— START OF DATA SHOWN —

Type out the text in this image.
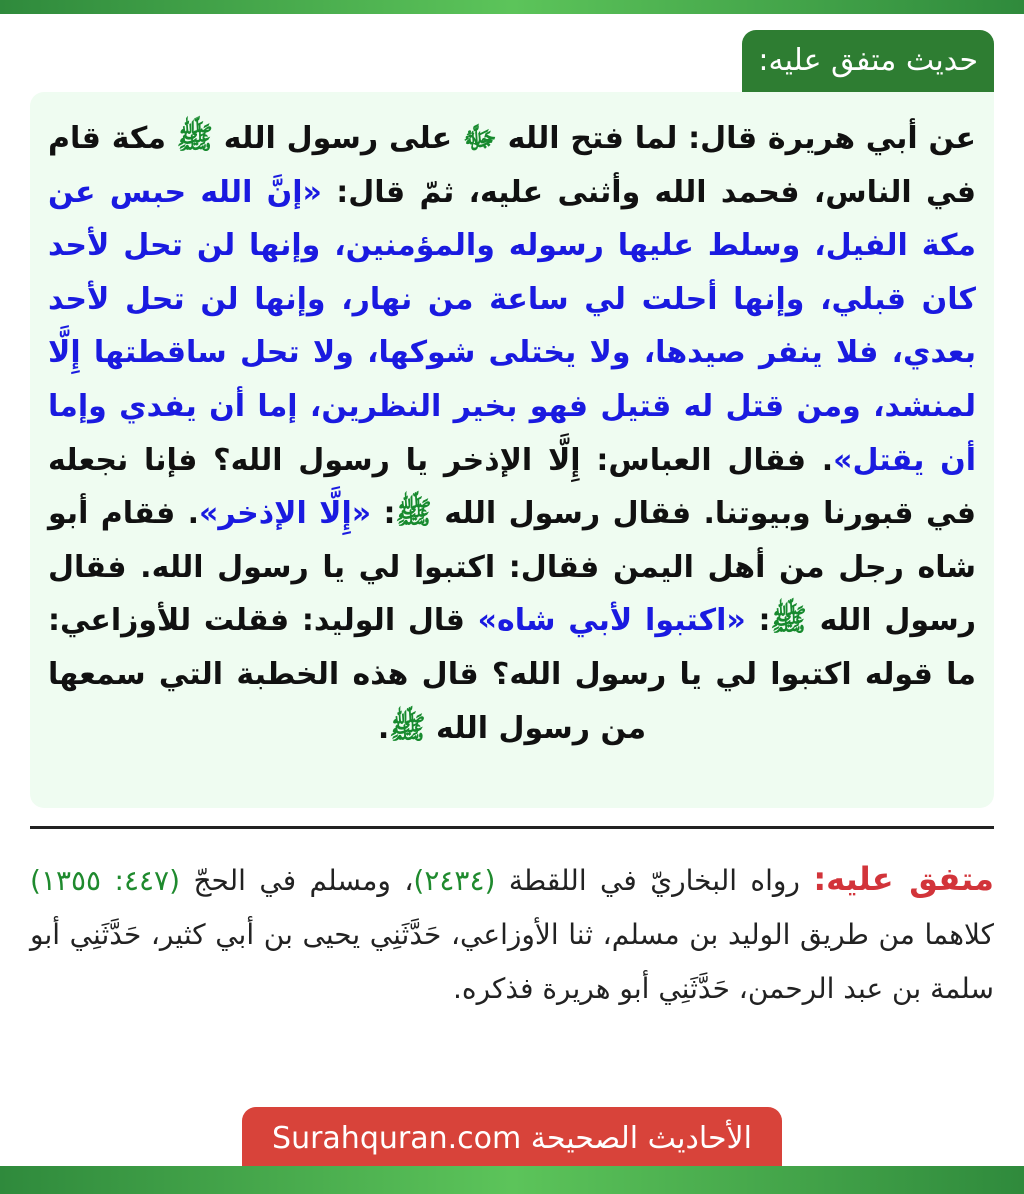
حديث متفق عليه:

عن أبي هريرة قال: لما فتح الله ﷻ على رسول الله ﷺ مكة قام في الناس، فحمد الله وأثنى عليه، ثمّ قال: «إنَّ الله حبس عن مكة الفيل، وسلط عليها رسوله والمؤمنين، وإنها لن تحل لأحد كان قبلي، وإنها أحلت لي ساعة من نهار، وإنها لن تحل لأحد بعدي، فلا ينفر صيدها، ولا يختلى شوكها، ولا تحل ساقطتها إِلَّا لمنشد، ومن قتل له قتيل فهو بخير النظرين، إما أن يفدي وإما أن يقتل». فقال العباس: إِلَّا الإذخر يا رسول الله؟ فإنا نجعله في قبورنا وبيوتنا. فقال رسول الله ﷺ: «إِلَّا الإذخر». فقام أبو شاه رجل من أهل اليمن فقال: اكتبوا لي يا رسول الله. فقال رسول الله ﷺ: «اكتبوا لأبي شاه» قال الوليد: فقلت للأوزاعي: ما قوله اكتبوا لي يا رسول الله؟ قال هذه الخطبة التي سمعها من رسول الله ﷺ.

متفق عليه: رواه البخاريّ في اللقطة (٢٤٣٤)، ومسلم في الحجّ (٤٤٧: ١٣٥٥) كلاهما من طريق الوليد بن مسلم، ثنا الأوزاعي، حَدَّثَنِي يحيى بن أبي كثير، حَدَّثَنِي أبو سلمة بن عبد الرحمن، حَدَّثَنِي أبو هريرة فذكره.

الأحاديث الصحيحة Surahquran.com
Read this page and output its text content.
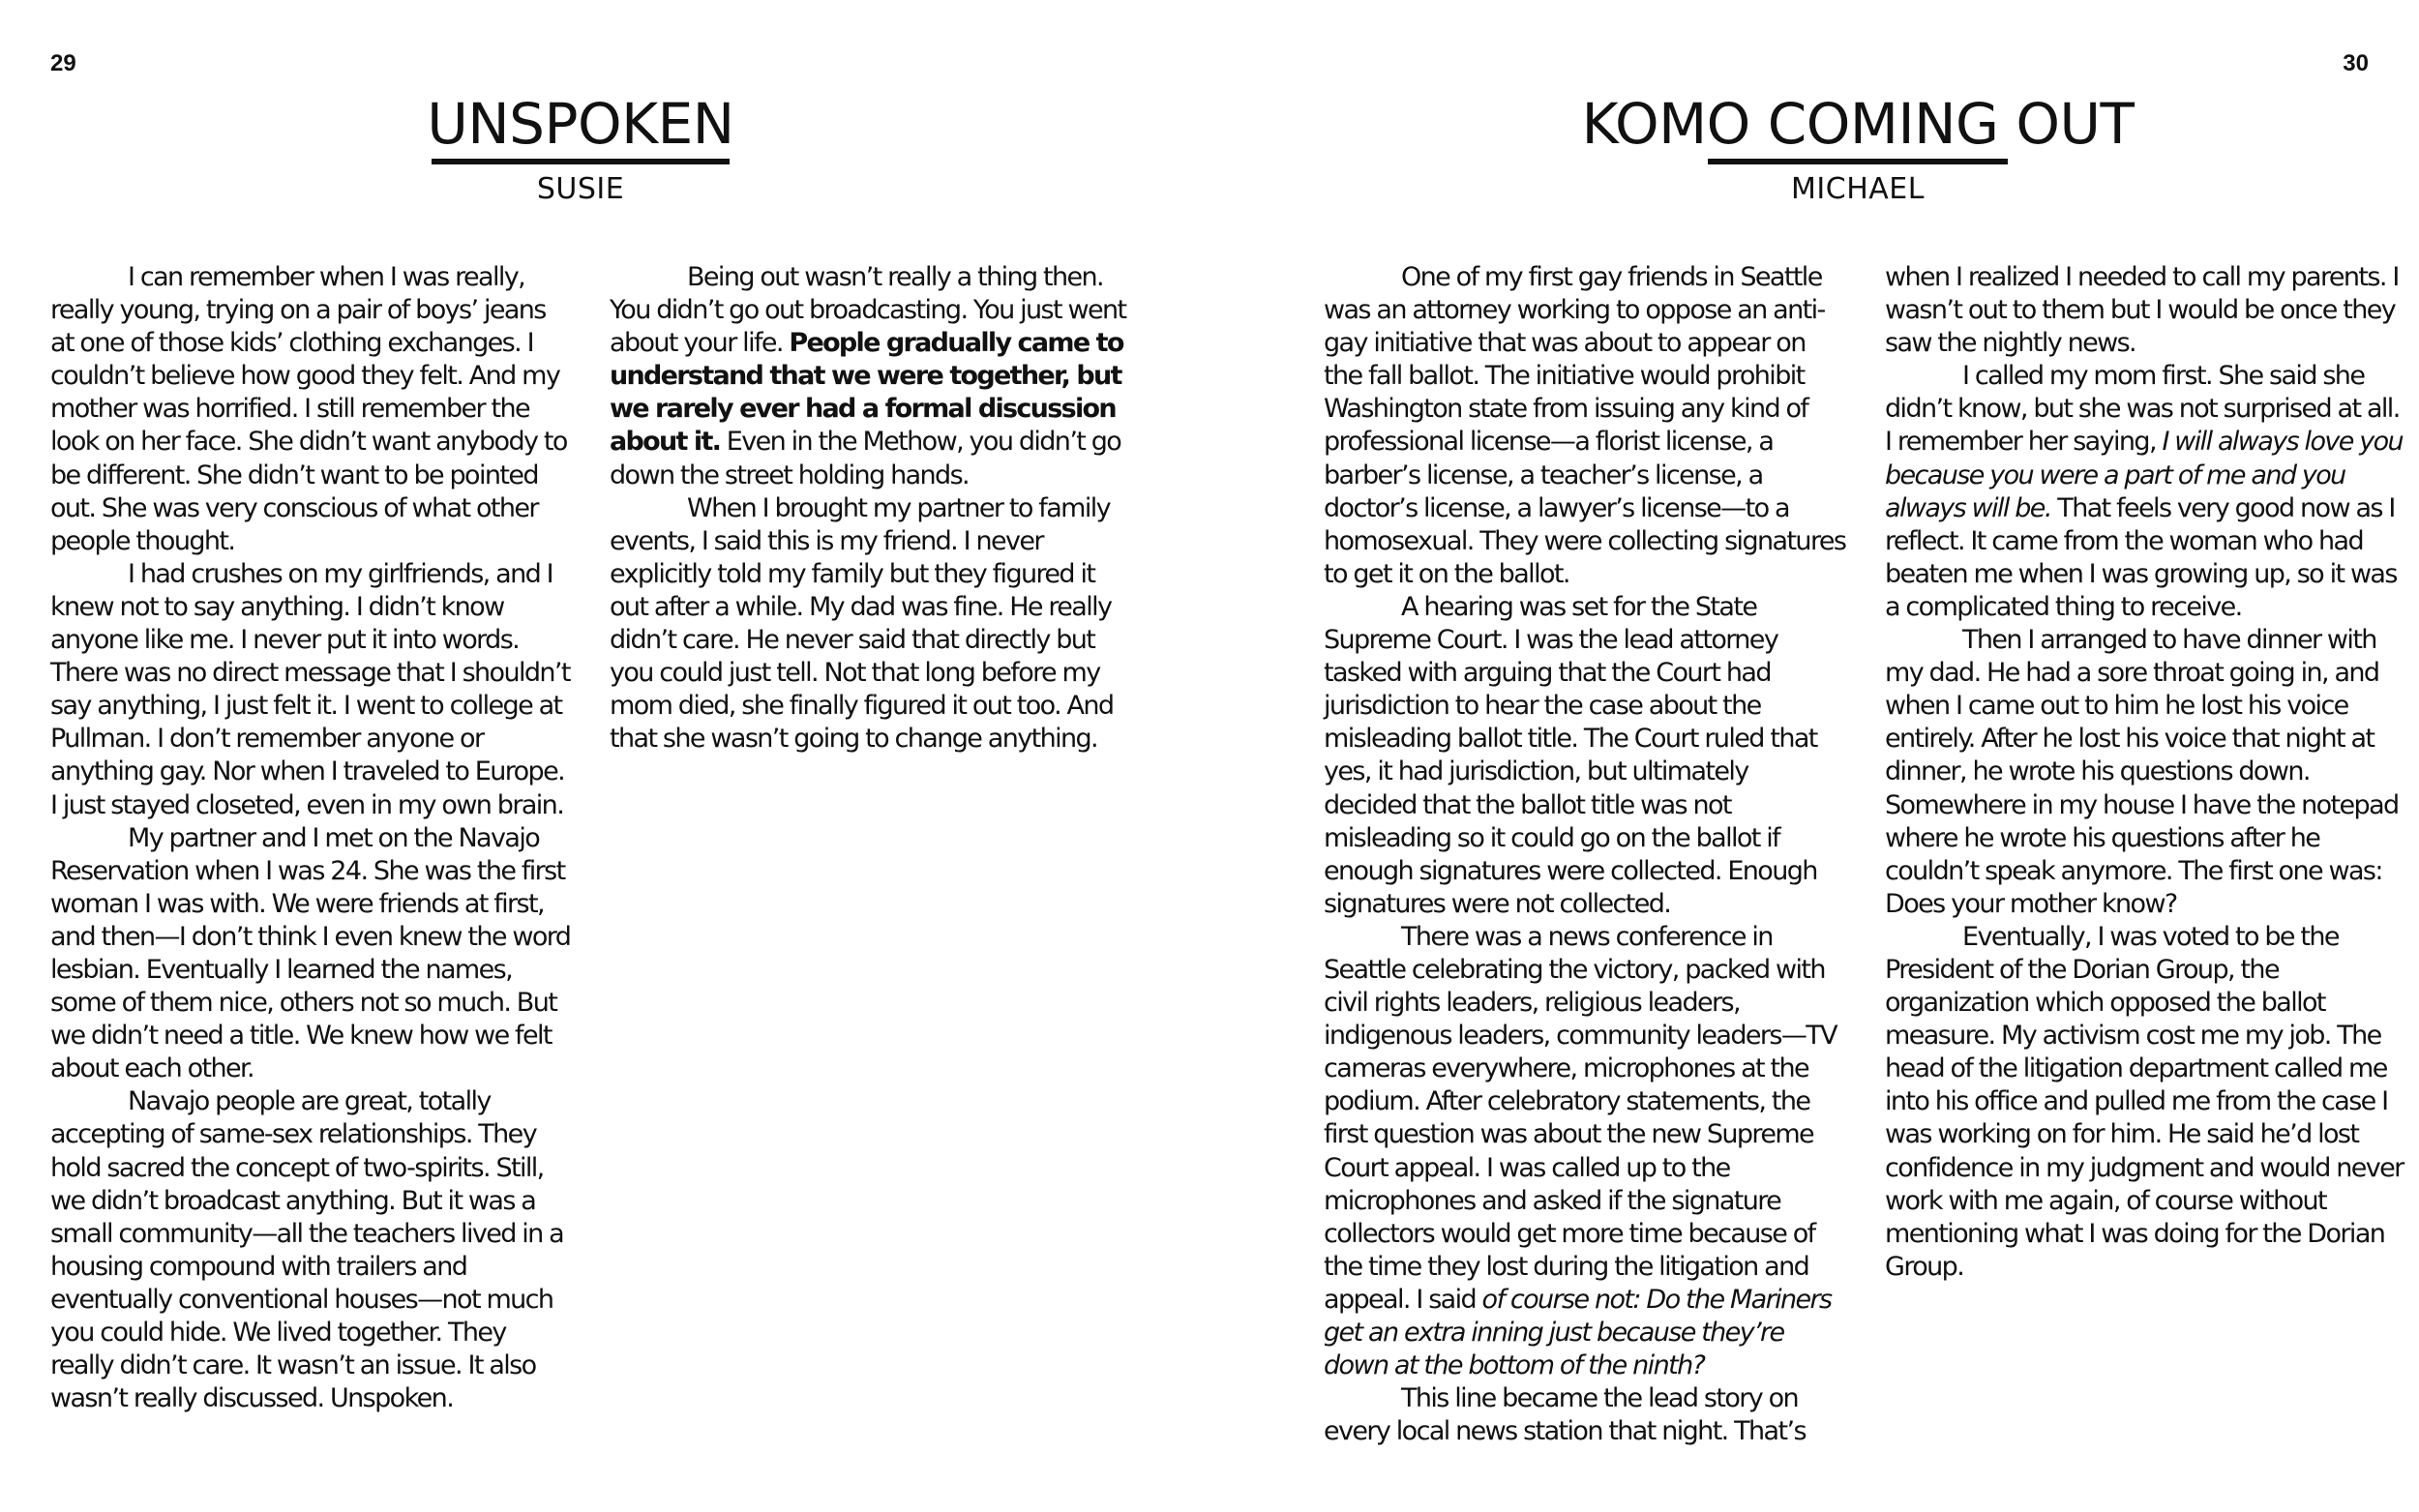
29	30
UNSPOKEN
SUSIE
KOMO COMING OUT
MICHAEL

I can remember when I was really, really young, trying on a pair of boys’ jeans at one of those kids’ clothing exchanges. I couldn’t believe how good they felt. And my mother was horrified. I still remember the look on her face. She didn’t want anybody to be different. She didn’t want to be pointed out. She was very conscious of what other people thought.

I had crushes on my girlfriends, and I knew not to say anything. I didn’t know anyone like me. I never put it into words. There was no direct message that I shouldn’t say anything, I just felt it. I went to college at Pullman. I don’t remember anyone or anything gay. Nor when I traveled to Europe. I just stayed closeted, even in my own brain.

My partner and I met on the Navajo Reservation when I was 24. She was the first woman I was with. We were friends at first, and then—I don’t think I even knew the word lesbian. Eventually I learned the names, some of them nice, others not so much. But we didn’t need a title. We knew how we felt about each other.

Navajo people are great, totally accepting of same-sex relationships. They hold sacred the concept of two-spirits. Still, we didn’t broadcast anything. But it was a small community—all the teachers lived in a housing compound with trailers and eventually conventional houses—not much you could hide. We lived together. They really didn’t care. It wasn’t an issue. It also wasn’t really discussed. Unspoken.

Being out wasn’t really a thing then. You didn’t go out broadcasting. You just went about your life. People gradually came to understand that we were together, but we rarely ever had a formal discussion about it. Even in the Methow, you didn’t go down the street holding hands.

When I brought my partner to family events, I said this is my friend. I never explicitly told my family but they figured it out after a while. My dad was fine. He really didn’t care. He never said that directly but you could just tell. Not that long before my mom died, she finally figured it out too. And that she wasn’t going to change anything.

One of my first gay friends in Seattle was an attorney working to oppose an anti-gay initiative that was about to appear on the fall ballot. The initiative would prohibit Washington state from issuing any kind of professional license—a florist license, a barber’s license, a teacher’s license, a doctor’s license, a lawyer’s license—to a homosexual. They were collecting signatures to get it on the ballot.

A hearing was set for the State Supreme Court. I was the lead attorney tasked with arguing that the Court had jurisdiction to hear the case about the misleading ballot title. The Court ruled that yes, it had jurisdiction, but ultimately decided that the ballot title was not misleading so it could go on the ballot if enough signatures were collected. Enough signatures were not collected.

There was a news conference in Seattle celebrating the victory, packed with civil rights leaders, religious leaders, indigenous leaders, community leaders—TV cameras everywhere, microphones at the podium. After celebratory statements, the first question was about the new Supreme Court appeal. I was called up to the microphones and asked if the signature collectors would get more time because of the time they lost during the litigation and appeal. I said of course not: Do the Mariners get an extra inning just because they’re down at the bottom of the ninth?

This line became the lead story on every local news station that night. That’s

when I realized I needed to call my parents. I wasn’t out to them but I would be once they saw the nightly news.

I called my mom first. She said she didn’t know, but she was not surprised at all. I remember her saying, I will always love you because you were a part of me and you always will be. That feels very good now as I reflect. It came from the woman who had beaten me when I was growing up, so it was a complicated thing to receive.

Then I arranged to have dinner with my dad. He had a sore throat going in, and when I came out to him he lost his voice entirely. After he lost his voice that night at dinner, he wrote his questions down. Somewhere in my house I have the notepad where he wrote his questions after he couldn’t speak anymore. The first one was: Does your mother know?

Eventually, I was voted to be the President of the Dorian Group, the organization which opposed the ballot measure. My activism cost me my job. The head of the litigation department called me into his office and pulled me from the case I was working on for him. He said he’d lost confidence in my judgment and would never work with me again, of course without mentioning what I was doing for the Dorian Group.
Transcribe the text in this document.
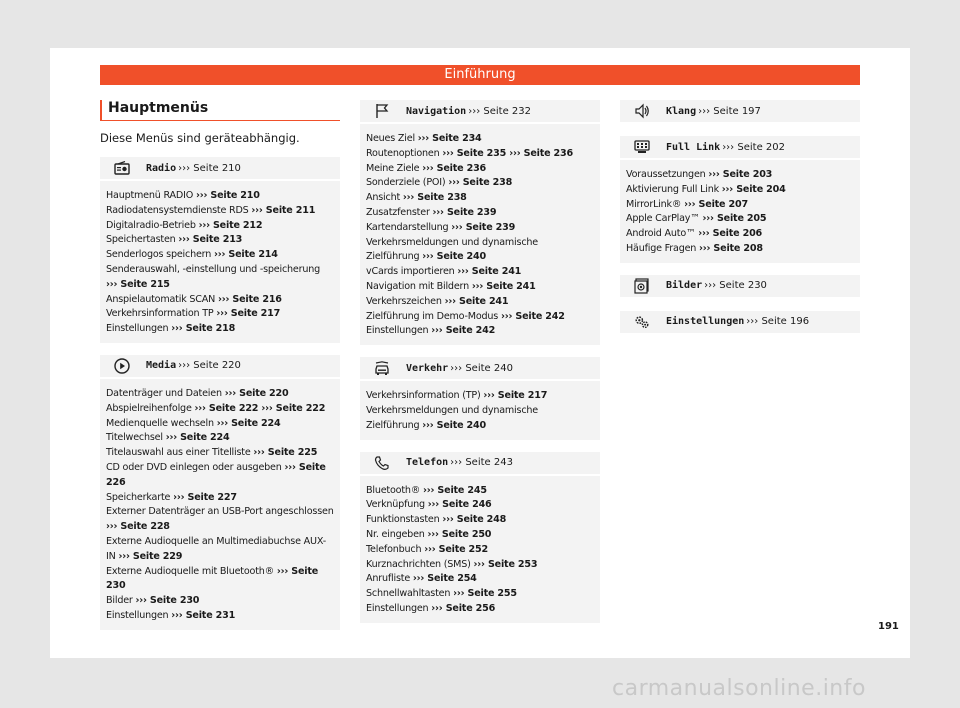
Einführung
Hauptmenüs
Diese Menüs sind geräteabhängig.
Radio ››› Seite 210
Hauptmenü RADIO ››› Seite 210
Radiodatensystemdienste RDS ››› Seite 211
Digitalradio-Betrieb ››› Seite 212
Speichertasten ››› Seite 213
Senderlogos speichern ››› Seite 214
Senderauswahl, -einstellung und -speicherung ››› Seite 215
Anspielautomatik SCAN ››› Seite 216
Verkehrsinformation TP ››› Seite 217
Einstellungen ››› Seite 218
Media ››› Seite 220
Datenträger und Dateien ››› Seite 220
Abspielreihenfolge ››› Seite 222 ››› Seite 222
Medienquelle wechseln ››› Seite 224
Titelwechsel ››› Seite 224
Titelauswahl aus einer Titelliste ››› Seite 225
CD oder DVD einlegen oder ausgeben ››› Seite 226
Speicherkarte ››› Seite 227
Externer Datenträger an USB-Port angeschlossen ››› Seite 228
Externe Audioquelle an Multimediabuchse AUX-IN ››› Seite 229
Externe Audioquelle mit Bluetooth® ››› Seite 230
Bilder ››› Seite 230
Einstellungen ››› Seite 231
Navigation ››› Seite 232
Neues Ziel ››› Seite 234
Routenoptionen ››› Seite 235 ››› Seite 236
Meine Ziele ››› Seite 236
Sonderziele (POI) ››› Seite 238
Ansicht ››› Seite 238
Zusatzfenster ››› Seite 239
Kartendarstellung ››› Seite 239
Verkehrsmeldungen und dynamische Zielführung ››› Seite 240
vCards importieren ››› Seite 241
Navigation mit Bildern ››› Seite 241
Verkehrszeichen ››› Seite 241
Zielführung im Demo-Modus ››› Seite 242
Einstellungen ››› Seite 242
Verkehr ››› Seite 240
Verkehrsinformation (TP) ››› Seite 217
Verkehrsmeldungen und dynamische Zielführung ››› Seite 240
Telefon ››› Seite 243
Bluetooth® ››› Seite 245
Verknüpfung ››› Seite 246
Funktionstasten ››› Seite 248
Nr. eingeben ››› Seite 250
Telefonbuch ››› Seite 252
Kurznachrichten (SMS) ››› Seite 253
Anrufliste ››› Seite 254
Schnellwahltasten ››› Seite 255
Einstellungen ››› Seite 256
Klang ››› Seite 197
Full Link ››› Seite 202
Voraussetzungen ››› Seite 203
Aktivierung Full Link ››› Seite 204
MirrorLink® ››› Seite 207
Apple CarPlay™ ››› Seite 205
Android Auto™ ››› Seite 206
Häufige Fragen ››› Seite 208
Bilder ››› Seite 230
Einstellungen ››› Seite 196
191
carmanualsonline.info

— END OF DATA SHOWN —

GIVEN REQUEST — Scan the material above. Copy each line that holds the word "text".

THE RESULT —
Type out the text in this image.
Read this page and output its text content.
Transcribe the text in this document.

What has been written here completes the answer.